__Your instructions__
Quote all entries exactly, leaving pictures aside.

======== Dataset ========

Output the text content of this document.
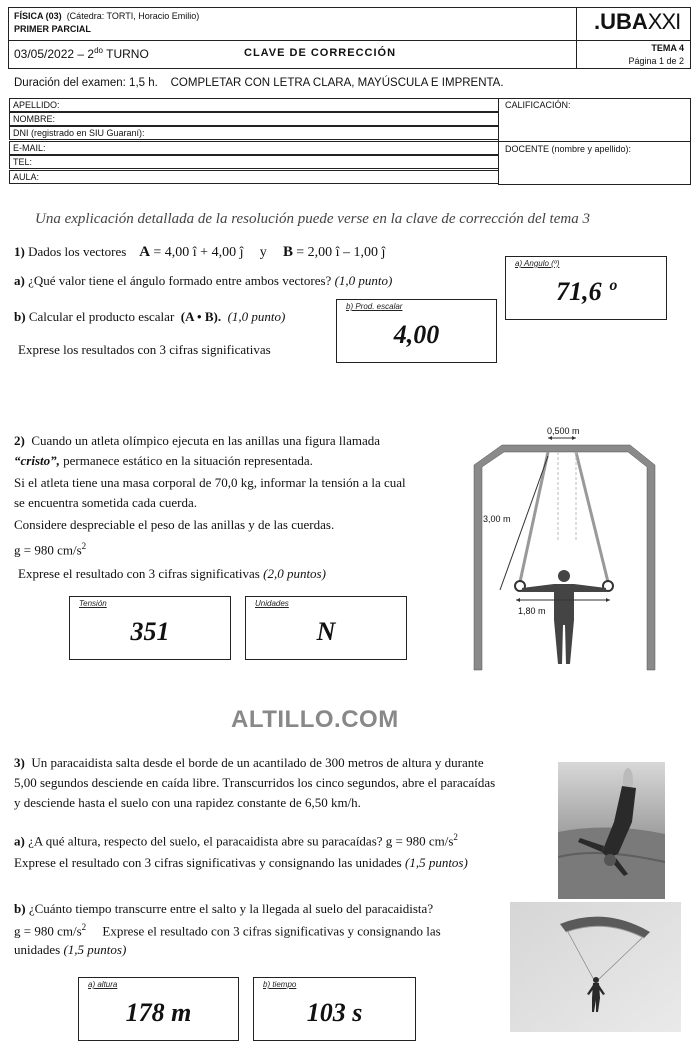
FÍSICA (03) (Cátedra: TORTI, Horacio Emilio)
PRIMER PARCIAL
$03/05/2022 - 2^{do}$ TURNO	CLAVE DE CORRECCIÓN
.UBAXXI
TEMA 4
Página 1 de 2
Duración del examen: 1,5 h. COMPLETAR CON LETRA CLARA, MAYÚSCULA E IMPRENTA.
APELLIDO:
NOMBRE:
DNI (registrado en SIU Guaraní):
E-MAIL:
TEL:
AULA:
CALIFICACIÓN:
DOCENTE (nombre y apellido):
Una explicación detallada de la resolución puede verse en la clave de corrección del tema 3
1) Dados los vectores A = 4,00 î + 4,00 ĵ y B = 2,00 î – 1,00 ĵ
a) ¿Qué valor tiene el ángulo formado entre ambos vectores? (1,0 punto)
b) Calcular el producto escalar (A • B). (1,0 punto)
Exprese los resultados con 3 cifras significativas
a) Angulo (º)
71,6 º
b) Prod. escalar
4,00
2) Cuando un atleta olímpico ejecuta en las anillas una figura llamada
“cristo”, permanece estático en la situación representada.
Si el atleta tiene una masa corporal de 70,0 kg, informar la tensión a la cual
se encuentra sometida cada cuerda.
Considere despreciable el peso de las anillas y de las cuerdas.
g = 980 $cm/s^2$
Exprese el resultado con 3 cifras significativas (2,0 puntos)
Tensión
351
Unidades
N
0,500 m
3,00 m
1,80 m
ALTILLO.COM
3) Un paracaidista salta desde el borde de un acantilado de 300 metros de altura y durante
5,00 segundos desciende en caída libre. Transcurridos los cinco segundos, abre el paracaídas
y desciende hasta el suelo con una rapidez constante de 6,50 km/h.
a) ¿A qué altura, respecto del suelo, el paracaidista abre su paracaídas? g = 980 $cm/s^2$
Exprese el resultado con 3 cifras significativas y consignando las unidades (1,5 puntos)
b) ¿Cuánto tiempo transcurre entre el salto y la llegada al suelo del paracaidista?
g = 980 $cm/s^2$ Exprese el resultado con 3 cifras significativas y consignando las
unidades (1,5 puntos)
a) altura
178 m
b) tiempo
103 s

========

__Solution to the problem__
Output the text content of this document.
FÍSICA (03) (Cátedra: TORTI, Horacio Emilio)
PRIMER PARCIAL
$03/05/2022 - 2^{do}$ TURNO	CLAVE DE CORRECCIÓN
.UBAXXI
TEMA 4
Página 1 de 2
Duración del examen: 1,5 h. COMPLETAR CON LETRA CLARA, MAYÚSCULA E IMPRENTA.
APELLIDO:
NOMBRE:
DNI (registrado en SIU Guaraní):
E-MAIL:
TEL:
AULA:
CALIFICACIÓN:
DOCENTE (nombre y apellido):
Una explicación detallada de la resolución puede verse en la clave de corrección del tema 3
1) Dados los vectores A = 4,00 î + 4,00 ĵ y B = 2,00 î – 1,00 ĵ
a) ¿Qué valor tiene el ángulo formado entre ambos vectores? (1,0 punto)
b) Calcular el producto escalar (A • B). (1,0 punto)
Exprese los resultados con 3 cifras significativas
a) Angulo (º)
71,6 º
b) Prod. escalar
4,00
2) Cuando un atleta olímpico ejecuta en las anillas una figura llamada
“cristo”, permanece estático en la situación representada.
Si el atleta tiene una masa corporal de 70,0 kg, informar la tensión a la cual
se encuentra sometida cada cuerda.
Considere despreciable el peso de las anillas y de las cuerdas.
g = 980 $cm/s^2$
Exprese el resultado con 3 cifras significativas (2,0 puntos)
Tensión
351
Unidades
N
0,500 m
3,00 m
1,80 m
ALTILLO.COM
3) Un paracaidista salta desde el borde de un acantilado de 300 metros de altura y durante
5,00 segundos desciende en caída libre. Transcurridos los cinco segundos, abre el paracaídas
y desciende hasta el suelo con una rapidez constante de 6,50 km/h.
a) ¿A qué altura, respecto del suelo, el paracaidista abre su paracaídas? g = 980 $cm/s^2$
Exprese el resultado con 3 cifras significativas y consignando las unidades (1,5 puntos)
b) ¿Cuánto tiempo transcurre entre el salto y la llegada al suelo del paracaidista?
g = 980 $cm/s^2$ Exprese el resultado con 3 cifras significativas y consignando las
unidades (1,5 puntos)
a) altura
178 m
b) tiempo
103 s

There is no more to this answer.